[Entries with figure data]
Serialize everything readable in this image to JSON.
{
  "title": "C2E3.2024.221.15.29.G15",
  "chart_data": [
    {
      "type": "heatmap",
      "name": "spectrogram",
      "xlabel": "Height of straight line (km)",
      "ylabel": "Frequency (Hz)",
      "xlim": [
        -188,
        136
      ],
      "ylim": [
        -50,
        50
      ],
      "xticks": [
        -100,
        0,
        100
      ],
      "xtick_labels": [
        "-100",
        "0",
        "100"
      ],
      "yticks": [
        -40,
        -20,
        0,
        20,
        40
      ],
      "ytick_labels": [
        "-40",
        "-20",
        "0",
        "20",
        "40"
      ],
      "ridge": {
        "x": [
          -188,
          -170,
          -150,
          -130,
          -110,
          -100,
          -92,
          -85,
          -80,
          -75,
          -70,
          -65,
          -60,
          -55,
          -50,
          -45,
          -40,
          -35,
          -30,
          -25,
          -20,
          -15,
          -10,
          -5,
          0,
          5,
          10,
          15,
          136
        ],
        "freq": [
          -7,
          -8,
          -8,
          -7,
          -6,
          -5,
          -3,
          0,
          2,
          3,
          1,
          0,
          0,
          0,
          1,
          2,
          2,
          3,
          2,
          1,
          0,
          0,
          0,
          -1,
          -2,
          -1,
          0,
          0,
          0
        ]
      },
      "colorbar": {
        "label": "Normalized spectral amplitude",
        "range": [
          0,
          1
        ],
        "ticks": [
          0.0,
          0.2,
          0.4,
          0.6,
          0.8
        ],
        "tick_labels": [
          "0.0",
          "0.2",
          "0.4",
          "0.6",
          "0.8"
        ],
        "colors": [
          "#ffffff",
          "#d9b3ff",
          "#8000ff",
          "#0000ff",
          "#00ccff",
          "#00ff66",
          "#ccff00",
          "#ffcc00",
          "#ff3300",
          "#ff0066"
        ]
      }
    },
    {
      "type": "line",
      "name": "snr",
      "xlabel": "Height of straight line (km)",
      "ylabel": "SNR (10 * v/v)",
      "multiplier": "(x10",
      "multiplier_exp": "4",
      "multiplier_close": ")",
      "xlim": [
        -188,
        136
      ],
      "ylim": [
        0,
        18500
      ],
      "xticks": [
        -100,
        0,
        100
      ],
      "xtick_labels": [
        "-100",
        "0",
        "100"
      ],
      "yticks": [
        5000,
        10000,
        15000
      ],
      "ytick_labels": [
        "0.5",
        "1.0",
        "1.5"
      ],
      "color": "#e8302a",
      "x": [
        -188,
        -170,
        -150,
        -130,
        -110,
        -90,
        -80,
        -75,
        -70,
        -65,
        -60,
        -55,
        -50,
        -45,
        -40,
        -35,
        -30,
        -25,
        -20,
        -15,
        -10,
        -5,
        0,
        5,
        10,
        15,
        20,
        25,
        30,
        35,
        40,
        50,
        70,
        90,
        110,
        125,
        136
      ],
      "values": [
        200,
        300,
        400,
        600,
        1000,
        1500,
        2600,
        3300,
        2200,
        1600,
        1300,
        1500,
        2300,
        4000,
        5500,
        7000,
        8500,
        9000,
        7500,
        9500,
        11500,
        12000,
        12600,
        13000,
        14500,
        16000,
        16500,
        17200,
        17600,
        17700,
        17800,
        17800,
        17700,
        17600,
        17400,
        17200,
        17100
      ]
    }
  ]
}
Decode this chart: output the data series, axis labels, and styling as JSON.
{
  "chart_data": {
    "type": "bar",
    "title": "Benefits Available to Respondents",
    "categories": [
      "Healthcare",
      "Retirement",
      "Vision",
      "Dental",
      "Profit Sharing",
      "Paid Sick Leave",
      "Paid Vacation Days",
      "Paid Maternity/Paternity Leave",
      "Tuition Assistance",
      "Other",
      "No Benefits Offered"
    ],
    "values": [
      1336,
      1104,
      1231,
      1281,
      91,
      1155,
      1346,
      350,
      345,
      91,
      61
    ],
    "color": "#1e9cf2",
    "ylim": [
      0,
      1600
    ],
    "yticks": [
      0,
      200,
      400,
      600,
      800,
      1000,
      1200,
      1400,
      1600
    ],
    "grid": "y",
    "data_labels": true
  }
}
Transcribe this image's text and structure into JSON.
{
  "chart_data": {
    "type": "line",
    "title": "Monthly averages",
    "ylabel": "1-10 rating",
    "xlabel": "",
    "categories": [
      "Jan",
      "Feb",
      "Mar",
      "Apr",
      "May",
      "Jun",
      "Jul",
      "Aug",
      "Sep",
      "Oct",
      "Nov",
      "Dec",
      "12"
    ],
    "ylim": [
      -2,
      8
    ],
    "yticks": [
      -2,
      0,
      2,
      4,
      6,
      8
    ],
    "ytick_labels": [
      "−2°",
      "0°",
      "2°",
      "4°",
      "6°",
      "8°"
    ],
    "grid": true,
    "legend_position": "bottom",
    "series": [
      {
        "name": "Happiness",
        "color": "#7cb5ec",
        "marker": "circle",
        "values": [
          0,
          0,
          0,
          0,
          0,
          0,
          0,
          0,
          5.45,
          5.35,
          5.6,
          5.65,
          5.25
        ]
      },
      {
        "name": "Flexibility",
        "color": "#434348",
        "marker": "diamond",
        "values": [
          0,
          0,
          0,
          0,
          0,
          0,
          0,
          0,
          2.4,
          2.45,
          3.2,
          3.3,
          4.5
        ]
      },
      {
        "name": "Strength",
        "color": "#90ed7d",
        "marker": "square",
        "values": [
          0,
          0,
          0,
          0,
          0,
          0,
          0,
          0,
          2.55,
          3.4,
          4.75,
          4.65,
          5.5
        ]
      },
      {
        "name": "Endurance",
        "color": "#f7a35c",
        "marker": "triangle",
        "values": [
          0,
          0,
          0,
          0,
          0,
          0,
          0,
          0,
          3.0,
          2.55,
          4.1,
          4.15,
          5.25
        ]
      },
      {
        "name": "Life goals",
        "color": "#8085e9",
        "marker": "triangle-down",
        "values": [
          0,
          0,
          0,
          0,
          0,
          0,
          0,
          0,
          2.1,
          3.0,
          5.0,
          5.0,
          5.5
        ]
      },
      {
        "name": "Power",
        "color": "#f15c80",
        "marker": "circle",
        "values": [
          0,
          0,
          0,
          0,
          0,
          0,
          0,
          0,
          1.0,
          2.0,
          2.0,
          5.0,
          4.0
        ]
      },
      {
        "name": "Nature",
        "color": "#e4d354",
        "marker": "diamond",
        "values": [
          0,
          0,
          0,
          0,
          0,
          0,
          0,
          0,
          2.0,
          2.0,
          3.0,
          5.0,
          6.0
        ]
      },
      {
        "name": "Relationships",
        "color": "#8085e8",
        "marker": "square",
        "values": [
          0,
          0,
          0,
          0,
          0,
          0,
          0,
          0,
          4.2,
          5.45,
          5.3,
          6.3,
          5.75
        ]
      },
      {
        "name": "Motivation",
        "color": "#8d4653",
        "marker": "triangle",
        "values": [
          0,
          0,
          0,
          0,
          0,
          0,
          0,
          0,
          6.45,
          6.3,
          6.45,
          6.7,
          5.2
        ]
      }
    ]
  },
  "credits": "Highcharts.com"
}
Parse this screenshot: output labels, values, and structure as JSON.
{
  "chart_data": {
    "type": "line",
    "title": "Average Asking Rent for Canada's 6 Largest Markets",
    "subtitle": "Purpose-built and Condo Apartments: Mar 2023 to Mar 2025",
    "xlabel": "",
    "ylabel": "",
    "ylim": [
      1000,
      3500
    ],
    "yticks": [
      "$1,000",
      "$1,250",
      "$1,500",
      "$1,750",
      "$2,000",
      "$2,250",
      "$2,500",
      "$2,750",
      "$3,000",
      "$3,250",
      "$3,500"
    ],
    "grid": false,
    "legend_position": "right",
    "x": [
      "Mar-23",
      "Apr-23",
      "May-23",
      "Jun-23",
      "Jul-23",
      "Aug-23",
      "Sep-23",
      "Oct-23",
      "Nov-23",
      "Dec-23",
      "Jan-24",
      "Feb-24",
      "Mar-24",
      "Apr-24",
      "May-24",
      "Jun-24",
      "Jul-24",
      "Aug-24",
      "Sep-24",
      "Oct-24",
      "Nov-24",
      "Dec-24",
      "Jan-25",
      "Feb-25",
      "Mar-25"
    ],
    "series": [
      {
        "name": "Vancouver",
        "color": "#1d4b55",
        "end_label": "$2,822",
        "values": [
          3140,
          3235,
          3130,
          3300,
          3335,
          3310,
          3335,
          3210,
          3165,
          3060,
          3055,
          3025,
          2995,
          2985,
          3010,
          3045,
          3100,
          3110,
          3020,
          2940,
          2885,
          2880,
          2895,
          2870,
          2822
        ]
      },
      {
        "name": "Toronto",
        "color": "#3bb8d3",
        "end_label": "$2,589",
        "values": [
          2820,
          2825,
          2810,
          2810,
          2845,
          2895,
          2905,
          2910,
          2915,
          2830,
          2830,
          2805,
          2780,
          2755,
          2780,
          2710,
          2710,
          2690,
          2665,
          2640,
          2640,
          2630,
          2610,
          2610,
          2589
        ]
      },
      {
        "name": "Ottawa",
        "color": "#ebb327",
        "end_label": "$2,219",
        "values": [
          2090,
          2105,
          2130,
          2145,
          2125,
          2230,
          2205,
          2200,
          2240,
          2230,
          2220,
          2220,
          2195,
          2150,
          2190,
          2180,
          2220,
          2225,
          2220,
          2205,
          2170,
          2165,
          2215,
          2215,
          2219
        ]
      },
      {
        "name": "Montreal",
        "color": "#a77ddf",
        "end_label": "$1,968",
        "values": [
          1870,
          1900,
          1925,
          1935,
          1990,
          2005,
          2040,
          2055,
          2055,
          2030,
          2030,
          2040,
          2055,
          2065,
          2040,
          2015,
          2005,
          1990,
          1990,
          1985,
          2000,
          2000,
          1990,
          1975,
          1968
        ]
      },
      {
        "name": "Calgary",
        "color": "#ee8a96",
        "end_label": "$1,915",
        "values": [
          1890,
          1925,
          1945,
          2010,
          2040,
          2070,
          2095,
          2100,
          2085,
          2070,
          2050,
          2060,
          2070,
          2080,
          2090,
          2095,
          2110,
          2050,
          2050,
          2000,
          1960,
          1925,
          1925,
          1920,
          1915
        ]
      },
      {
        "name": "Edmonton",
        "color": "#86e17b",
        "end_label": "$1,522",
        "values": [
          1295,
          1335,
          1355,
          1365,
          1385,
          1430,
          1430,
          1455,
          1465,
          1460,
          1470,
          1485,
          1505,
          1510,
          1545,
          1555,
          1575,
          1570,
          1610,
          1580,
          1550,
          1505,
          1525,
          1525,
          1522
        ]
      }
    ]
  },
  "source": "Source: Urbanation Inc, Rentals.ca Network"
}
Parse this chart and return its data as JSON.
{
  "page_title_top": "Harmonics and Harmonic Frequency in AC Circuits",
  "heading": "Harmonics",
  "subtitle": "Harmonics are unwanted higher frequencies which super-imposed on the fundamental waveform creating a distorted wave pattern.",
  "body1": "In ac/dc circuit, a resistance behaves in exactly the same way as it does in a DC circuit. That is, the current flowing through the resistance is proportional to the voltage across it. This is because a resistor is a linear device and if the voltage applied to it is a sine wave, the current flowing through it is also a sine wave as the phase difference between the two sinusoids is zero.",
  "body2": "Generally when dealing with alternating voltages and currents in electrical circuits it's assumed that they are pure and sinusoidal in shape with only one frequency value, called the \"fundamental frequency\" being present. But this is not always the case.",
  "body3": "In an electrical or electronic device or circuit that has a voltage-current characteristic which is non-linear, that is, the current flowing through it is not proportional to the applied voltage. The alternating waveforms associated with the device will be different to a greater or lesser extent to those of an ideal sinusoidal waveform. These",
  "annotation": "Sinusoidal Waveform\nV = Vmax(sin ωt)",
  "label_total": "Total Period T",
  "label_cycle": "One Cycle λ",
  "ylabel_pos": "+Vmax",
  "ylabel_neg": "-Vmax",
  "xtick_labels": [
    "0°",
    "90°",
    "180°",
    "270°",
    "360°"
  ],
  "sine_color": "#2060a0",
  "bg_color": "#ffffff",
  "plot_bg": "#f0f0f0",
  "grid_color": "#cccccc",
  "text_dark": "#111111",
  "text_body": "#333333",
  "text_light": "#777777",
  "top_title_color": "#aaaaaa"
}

To do:
List every line above that contains the word "structure".

Solution to this exercise:
Transcribe this image's text and structure into JSON.
Parse this screenshot: output labels, values, and structure as JSON.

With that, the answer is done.